== THE REQUEST ==
Each line containing the word "last" needs to be copied.

== TASK DATA ==
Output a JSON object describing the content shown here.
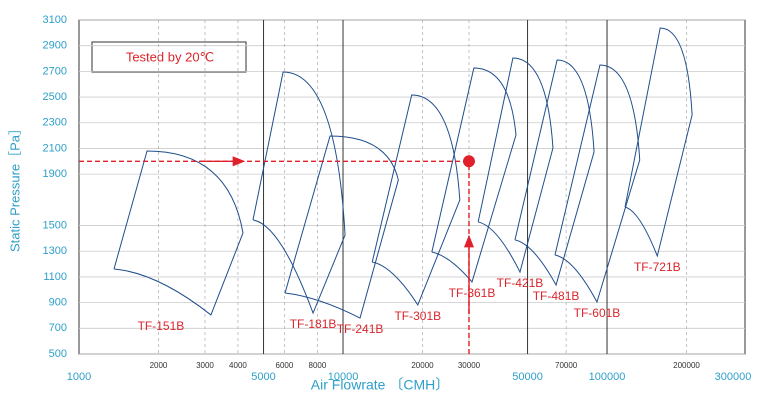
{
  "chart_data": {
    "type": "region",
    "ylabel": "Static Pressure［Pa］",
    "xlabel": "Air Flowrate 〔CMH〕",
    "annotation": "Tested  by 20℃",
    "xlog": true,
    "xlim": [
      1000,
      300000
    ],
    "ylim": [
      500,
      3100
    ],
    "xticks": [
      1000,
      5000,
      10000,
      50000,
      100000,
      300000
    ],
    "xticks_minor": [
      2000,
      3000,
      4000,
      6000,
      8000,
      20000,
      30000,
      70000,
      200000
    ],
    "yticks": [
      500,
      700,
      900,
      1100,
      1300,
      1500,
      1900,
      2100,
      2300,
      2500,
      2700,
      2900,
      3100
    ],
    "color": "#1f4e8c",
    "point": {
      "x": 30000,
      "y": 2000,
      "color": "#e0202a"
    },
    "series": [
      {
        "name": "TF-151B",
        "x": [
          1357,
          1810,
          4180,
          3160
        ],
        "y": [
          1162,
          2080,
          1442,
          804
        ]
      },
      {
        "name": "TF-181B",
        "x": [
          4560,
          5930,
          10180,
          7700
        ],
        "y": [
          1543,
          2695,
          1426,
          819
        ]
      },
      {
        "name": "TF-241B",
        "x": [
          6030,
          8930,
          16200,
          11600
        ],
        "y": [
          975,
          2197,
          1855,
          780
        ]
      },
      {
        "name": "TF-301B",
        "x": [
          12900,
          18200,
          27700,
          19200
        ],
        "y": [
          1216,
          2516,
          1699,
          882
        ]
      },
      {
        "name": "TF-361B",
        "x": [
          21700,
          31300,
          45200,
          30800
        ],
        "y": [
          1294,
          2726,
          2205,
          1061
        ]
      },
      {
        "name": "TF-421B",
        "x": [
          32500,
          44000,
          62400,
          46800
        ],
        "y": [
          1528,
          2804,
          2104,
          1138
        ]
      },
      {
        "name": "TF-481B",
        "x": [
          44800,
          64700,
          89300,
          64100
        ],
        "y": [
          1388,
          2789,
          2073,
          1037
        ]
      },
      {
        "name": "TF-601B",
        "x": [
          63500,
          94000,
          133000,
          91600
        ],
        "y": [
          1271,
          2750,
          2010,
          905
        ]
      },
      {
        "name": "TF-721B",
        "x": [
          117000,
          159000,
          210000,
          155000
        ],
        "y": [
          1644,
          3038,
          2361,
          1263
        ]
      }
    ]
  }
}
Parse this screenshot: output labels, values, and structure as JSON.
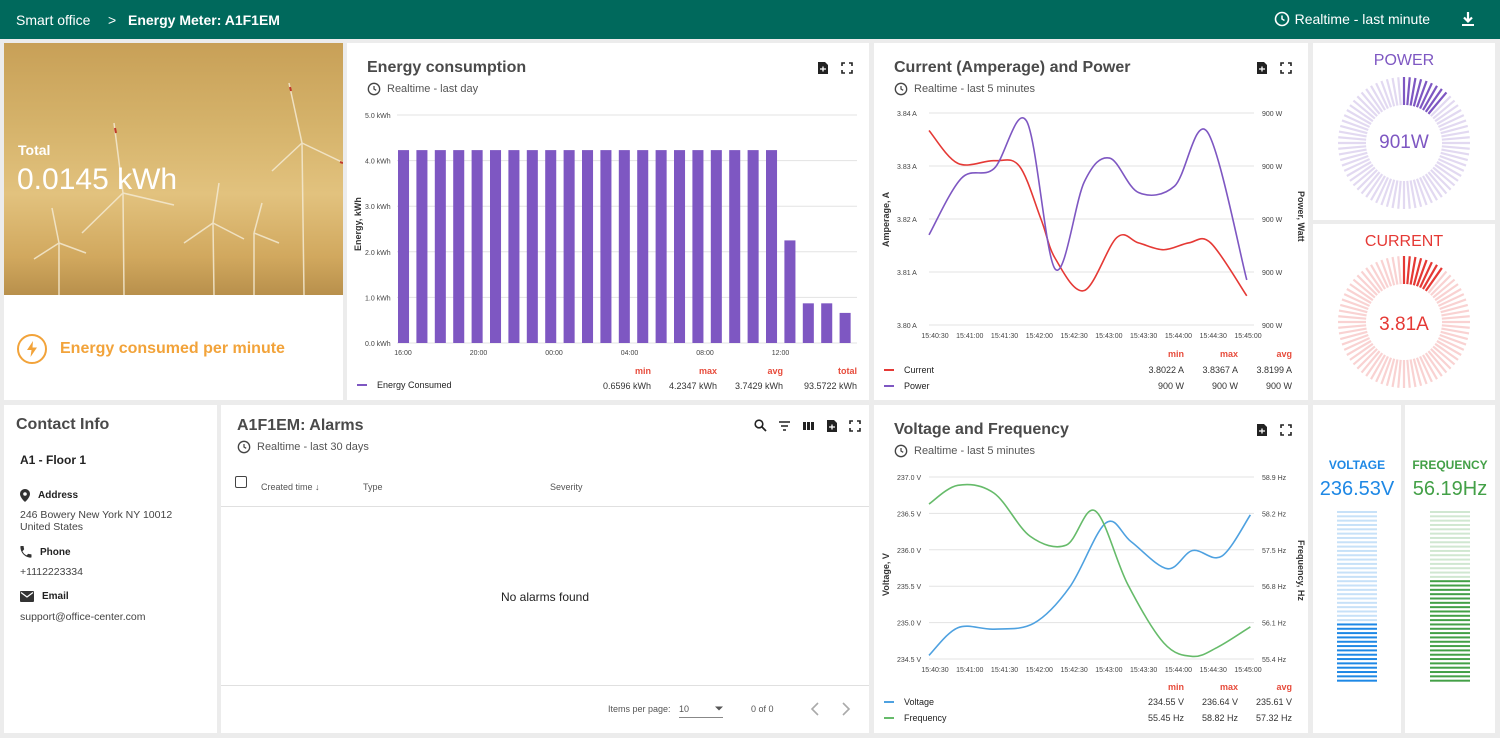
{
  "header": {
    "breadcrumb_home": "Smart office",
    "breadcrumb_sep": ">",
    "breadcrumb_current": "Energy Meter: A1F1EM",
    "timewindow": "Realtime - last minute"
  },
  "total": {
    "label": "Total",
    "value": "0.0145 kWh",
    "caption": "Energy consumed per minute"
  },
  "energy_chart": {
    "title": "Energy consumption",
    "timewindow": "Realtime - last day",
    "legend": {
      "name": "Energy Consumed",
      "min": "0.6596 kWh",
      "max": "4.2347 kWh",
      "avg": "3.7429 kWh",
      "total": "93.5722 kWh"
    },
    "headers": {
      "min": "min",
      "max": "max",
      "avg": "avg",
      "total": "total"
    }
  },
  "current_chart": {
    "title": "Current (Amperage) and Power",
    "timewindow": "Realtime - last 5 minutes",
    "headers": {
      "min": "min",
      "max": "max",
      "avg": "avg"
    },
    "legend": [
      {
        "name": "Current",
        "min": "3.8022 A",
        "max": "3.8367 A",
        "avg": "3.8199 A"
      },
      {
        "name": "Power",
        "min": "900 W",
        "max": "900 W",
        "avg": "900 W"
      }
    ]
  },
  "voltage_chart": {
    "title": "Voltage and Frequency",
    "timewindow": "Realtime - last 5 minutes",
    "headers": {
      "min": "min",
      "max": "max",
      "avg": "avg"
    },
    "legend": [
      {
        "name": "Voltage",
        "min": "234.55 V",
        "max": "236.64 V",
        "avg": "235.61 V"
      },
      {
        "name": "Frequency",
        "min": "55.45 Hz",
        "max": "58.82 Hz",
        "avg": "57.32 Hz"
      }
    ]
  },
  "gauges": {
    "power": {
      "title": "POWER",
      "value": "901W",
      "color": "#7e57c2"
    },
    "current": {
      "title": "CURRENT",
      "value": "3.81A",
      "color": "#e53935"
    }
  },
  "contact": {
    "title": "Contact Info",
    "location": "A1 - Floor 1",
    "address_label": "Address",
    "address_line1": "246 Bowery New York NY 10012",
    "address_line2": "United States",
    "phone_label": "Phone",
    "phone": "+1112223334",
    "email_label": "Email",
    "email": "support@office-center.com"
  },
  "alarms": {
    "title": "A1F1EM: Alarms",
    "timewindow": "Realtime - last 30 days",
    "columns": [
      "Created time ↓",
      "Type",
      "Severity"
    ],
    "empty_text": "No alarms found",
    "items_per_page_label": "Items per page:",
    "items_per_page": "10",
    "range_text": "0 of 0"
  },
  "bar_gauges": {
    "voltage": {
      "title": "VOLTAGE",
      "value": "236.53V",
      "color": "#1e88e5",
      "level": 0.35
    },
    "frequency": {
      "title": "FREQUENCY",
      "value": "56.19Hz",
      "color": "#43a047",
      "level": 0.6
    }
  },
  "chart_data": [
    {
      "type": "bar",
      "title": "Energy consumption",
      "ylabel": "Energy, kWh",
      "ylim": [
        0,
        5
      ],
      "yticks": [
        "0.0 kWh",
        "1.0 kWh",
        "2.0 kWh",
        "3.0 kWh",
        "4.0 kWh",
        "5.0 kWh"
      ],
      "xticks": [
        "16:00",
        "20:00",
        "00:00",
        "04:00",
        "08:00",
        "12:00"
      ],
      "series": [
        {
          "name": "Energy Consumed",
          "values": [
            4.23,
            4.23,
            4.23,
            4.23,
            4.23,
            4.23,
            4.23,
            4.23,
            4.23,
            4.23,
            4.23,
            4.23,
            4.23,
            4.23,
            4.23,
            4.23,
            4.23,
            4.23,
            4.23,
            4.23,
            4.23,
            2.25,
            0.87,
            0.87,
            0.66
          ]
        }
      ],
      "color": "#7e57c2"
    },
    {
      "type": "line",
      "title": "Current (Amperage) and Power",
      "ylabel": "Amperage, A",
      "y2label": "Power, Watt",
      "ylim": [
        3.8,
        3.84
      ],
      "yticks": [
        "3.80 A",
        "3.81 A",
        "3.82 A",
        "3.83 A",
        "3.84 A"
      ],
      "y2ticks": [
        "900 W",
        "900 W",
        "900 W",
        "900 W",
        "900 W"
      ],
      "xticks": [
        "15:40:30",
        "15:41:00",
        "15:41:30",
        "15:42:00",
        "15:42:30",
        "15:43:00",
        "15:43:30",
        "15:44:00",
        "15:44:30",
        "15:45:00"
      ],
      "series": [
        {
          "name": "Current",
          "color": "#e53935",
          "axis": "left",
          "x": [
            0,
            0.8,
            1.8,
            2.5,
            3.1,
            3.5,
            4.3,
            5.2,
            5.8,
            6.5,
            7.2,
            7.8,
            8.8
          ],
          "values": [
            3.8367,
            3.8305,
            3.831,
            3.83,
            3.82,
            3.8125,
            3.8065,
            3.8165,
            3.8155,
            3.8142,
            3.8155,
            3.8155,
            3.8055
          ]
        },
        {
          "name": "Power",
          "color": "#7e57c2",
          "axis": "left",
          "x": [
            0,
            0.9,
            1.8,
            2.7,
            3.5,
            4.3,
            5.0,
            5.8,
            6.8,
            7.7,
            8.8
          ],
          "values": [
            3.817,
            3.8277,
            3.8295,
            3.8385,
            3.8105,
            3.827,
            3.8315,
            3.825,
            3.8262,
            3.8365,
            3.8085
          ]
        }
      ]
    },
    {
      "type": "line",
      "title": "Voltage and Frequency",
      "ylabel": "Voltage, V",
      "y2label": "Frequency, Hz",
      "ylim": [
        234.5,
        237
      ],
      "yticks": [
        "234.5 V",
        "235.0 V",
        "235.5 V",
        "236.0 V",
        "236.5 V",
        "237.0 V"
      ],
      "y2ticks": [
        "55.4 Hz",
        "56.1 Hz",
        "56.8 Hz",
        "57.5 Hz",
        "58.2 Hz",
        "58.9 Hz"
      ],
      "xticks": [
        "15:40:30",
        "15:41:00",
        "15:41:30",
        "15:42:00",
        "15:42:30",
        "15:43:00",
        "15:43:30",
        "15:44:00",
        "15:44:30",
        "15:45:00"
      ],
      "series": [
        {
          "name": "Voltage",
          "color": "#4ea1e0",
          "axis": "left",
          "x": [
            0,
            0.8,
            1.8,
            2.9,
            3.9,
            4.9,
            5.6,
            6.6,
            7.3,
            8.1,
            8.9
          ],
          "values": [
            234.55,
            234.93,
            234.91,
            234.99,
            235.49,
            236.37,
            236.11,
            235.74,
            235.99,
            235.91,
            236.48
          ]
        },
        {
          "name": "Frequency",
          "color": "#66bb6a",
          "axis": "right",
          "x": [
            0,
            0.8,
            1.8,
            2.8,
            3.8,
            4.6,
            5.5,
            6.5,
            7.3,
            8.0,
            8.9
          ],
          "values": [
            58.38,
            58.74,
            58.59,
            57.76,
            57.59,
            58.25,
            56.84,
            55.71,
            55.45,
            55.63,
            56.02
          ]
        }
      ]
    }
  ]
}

== ANSWER TO THE TASK ==
    "timewindow": "Realtime - last minute"
    "timewindow": "Realtime - last day",
    "timewindow": "Realtime - last 5 minutes",
    "timewindow": "Realtime - last 5 minutes",
    "timewindow": "Realtime - last 30 days",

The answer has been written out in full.